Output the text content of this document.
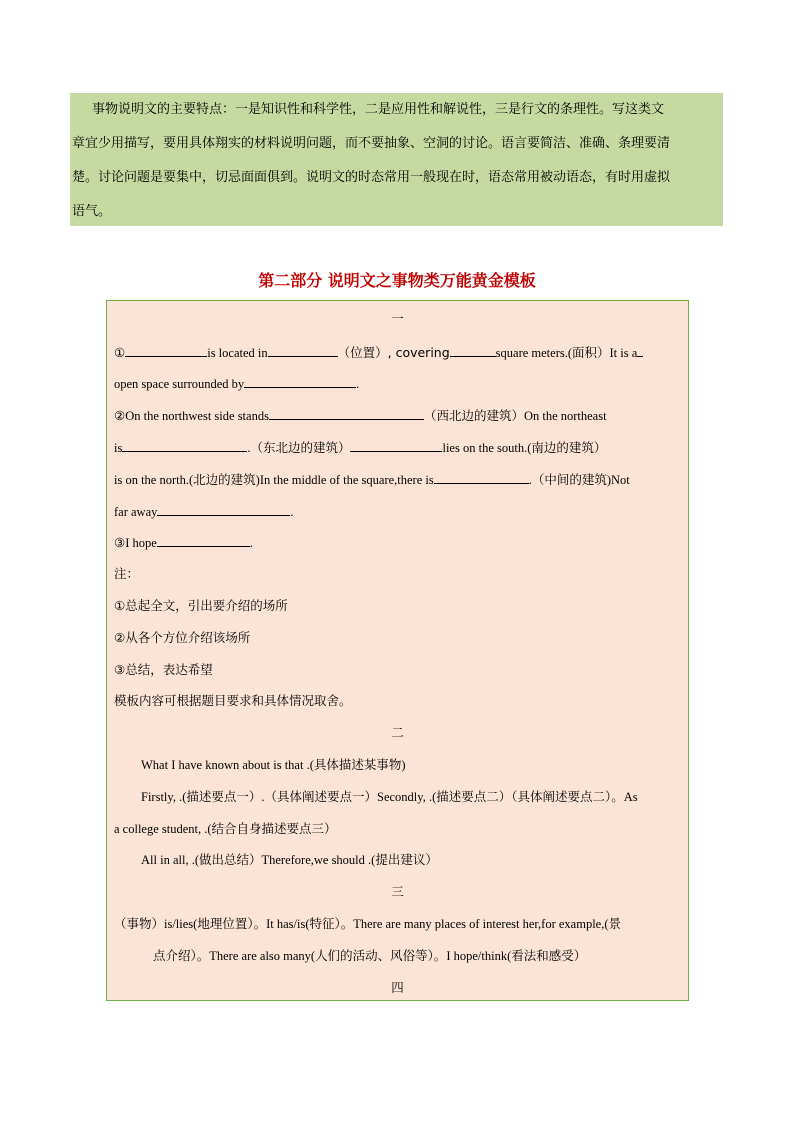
事物说明文的主要特点：一是知识性和科学性，二是应用性和解说性，三是行文的条理性。写这类文
章宜少用描写，要用具体翔实的材料说明问题，而不要抽象、空洞的讨论。语言要简洁、准确、条理要清
楚。讨论问题是要集中，切忌面面俱到。说明文的时态常用一般现在时，语态常用被动语态，有时用虚拟
语气。
第二部分 说明文之事物类万能黄金模板
一
①	is located in	（位置）, covering	square meters.(面积）It is a
open space surrounded by	.
②On the northwest side stands	（西北边的建筑）On the northeast
is	.（东北边的建筑）	lies on the south.(南边的建筑）
is on the north.(北边的建筑)In the middle of the square,there is	.（中间的建筑)Not
far away	.
③I hope	.
注：
①总起全文，引出要介绍的场所
②从各个方位介绍该场所
③总结，表达希望
模板内容可根据题目要求和具体情况取舍。
二
What I have known about is that .(具体描述某事物)
Firstly, .(描述要点一）.（具体阐述要点一）Secondly, .(描述要点二）（具体阐述要点二）。As
a college student, .(结合自身描述要点三）
All in all, .(做出总结）Therefore,we should .(提出建议）
三
（事物）is/lies(地理位置）。It has/is(特征）。There are many places of interest her,for example,(景
点介绍）。There are also many(人们的活动、风俗等）。I hope/think(看法和感受）
四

····················

* **EXERCISE PROMPT**: Your task is to gather every line with the word "square" and copy it.

* **REPLY TO THE TASK**:
①	is located in	（位置）, covering	square meters.(面积）It is a
is on the north.(北边的建筑)In the middle of the square,there is	.（中间的建筑)Not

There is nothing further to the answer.